> **GIVEN EXERCISE**
Repeat exactly each line of the data provided below.

> **PROVIDED RECORDS**
..............................

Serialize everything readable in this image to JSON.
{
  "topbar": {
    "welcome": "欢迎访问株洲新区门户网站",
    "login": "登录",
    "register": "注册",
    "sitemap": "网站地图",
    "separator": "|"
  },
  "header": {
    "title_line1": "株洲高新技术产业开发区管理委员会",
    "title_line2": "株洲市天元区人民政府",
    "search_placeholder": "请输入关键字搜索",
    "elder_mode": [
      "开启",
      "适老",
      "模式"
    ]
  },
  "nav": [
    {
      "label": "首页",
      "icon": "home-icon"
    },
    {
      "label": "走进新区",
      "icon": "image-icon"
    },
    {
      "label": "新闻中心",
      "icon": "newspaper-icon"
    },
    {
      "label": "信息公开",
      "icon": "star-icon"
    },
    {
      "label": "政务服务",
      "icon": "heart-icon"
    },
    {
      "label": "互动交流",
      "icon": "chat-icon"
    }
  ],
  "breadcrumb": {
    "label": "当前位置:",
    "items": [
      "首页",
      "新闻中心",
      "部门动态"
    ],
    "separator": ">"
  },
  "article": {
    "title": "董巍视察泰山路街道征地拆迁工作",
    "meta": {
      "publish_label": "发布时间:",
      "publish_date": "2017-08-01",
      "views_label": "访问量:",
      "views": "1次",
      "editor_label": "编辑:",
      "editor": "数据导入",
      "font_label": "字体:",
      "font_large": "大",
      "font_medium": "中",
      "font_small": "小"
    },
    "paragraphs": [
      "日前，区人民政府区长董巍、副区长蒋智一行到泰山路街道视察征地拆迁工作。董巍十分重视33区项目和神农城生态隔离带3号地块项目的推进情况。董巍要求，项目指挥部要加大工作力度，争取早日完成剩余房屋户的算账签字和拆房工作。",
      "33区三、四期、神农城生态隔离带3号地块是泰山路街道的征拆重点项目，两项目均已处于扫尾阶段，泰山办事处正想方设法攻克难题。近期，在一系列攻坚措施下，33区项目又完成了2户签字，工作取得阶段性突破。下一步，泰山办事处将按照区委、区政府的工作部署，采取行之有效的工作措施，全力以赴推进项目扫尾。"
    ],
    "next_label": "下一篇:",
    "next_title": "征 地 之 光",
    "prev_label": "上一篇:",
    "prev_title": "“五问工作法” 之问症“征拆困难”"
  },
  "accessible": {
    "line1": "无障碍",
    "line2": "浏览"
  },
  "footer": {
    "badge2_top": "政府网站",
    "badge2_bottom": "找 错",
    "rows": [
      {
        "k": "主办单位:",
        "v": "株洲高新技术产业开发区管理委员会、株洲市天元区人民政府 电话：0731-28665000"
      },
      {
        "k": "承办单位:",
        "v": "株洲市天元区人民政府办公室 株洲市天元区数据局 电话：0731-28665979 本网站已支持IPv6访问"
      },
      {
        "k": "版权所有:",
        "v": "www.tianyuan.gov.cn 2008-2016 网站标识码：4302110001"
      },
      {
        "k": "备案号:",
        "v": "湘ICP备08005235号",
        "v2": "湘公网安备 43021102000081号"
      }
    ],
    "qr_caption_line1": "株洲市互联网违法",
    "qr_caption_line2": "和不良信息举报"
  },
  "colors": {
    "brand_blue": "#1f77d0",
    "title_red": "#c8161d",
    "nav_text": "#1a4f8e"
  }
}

..............................

> **THE OUTPUT**
Serialize everything readable in this image to JSON.
{
  "topbar": {
    "welcome": "欢迎访问株洲新区门户网站",
    "login": "登录",
    "register": "注册",
    "sitemap": "网站地图",
    "separator": "|"
  },
  "header": {
    "title_line1": "株洲高新技术产业开发区管理委员会",
    "title_line2": "株洲市天元区人民政府",
    "search_placeholder": "请输入关键字搜索",
    "elder_mode": [
      "开启",
      "适老",
      "模式"
    ]
  },
  "nav": [
    {
      "label": "首页",
      "icon": "home-icon"
    },
    {
      "label": "走进新区",
      "icon": "image-icon"
    },
    {
      "label": "新闻中心",
      "icon": "newspaper-icon"
    },
    {
      "label": "信息公开",
      "icon": "star-icon"
    },
    {
      "label": "政务服务",
      "icon": "heart-icon"
    },
    {
      "label": "互动交流",
      "icon": "chat-icon"
    }
  ],
  "breadcrumb": {
    "label": "当前位置:",
    "items": [
      "首页",
      "新闻中心",
      "部门动态"
    ],
    "separator": ">"
  },
  "article": {
    "title": "董巍视察泰山路街道征地拆迁工作",
    "meta": {
      "publish_label": "发布时间:",
      "publish_date": "2017-08-01",
      "views_label": "访问量:",
      "views": "1次",
      "editor_label": "编辑:",
      "editor": "数据导入",
      "font_label": "字体:",
      "font_large": "大",
      "font_medium": "中",
      "font_small": "小"
    },
    "paragraphs": [
      "日前，区人民政府区长董巍、副区长蒋智一行到泰山路街道视察征地拆迁工作。董巍十分重视33区项目和神农城生态隔离带3号地块项目的推进情况。董巍要求，项目指挥部要加大工作力度，争取早日完成剩余房屋户的算账签字和拆房工作。",
      "33区三、四期、神农城生态隔离带3号地块是泰山路街道的征拆重点项目，两项目均已处于扫尾阶段，泰山办事处正想方设法攻克难题。近期，在一系列攻坚措施下，33区项目又完成了2户签字，工作取得阶段性突破。下一步，泰山办事处将按照区委、区政府的工作部署，采取行之有效的工作措施，全力以赴推进项目扫尾。"
    ],
    "next_label": "下一篇:",
    "next_title": "征 地 之 光",
    "prev_label": "上一篇:",
    "prev_title": "“五问工作法” 之问症“征拆困难”"
  },
  "accessible": {
    "line1": "无障碍",
    "line2": "浏览"
  },
  "footer": {
    "badge2_top": "政府网站",
    "badge2_bottom": "找 错",
    "rows": [
      {
        "k": "主办单位:",
        "v": "株洲高新技术产业开发区管理委员会、株洲市天元区人民政府 电话：0731-28665000"
      },
      {
        "k": "承办单位:",
        "v": "株洲市天元区人民政府办公室 株洲市天元区数据局 电话：0731-28665979 本网站已支持IPv6访问"
      },
      {
        "k": "版权所有:",
        "v": "www.tianyuan.gov.cn 2008-2016 网站标识码：4302110001"
      },
      {
        "k": "备案号:",
        "v": "湘ICP备08005235号",
        "v2": "湘公网安备 43021102000081号"
      }
    ],
    "qr_caption_line1": "株洲市互联网违法",
    "qr_caption_line2": "和不良信息举报"
  },
  "colors": {
    "brand_blue": "#1f77d0",
    "title_red": "#c8161d",
    "nav_text": "#1a4f8e"
  }
}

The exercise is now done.